*Stated goal*.
List each line of the data in which the string "Ober" appears.
-- START OF Records provided --
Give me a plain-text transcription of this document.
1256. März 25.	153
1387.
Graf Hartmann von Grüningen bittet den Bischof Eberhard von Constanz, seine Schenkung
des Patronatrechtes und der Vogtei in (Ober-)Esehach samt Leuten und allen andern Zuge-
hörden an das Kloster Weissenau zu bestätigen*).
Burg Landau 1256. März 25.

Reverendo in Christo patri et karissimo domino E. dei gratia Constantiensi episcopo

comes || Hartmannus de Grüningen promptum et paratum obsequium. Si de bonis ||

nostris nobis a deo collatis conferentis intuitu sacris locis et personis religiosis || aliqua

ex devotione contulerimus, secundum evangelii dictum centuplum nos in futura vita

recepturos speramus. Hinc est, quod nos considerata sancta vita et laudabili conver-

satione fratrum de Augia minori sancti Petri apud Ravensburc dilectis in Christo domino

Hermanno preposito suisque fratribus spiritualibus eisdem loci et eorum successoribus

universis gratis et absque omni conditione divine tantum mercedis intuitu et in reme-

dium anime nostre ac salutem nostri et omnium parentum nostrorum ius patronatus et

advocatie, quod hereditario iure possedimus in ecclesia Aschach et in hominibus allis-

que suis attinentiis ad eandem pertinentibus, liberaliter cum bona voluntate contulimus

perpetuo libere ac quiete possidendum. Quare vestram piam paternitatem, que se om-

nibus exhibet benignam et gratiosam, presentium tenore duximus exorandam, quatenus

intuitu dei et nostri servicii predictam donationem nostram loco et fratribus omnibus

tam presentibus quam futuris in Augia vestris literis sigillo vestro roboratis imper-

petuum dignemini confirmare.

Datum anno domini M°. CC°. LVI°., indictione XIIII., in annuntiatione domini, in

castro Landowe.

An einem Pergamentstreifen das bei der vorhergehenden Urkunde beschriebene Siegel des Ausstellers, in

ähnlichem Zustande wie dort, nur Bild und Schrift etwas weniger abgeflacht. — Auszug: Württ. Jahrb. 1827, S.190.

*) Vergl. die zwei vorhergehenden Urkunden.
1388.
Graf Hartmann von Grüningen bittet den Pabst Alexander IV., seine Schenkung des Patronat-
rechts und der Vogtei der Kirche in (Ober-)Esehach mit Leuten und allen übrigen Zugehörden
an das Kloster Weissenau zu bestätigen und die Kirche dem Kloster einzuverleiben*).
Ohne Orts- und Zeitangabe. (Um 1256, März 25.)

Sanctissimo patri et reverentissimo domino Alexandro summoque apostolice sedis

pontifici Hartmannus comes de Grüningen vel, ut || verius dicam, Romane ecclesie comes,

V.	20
-- END OF Records provided --
-- START OF Records provided --
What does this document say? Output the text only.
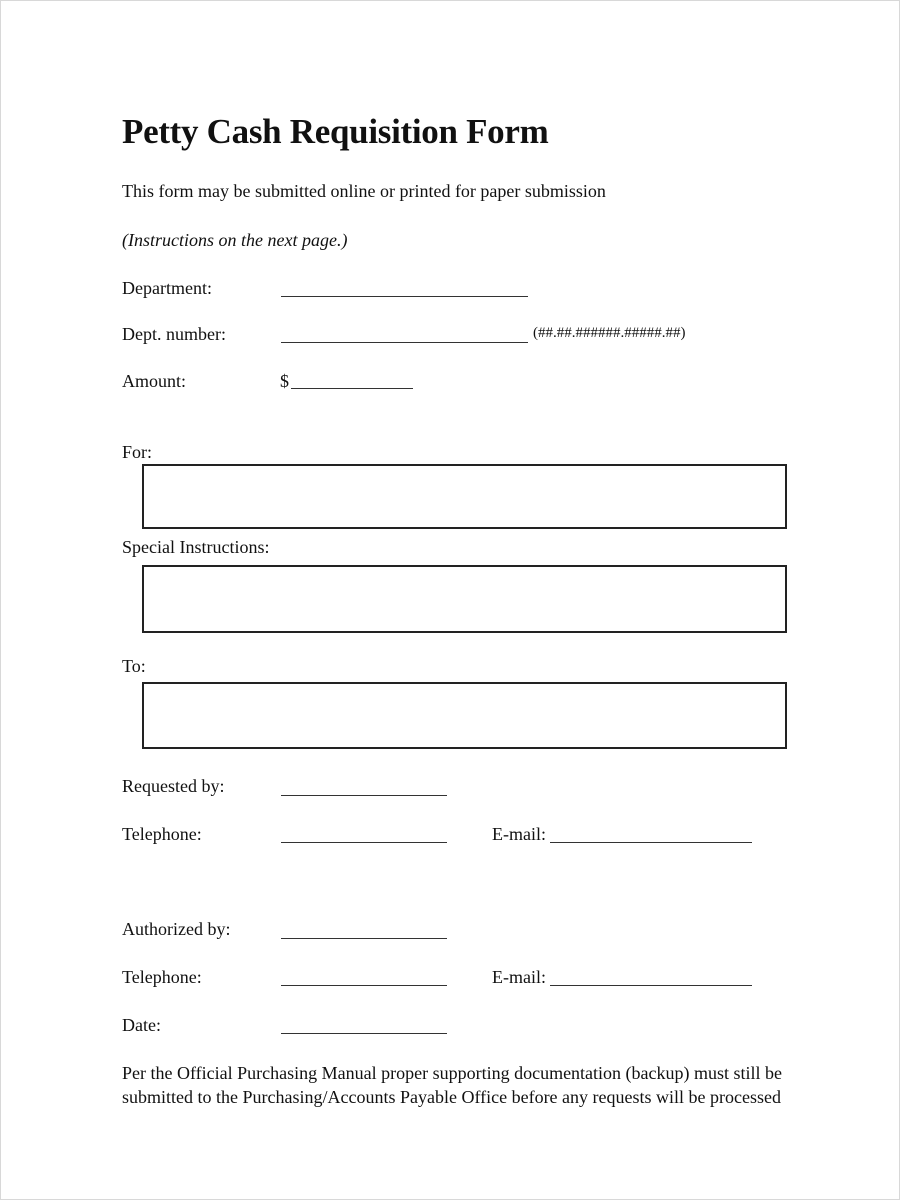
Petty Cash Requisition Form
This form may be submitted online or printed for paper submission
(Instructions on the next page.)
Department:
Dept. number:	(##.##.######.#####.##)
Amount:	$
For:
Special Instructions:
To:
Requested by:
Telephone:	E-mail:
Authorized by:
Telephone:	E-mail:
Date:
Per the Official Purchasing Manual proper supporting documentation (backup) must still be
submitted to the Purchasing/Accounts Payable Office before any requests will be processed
-- END OF Records provided --
-- START OF Records provided --
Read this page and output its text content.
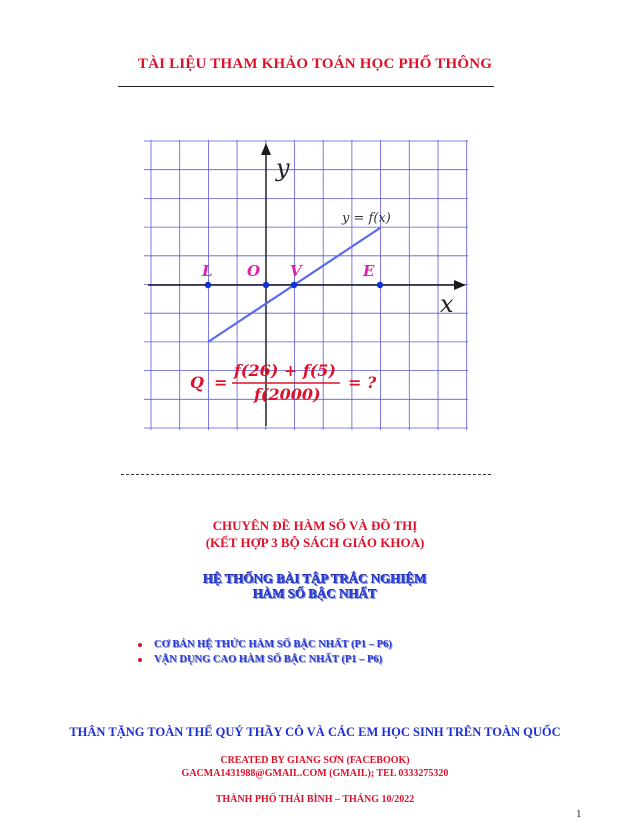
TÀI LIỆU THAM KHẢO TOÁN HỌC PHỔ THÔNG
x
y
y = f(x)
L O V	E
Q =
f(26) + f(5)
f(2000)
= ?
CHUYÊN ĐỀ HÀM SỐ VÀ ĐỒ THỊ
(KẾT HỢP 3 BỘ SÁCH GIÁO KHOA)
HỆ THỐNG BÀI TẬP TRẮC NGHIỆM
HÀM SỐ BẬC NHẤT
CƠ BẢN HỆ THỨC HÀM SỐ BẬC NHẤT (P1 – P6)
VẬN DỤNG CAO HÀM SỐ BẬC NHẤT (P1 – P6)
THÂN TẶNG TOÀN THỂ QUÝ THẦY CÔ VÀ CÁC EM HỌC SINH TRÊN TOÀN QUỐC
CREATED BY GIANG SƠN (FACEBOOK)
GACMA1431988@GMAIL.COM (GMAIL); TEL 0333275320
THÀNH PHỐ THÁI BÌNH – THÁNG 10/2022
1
-- END OF Records provided --
*Answer to the task*.
des Patronatrechtes und der Vogtei in (Ober-)Esehach samt Leuten und allen andern Zuge-
rechts und der Vogtei der Kirche in (Ober-)Esehach mit Leuten und allen übrigen Zugehörden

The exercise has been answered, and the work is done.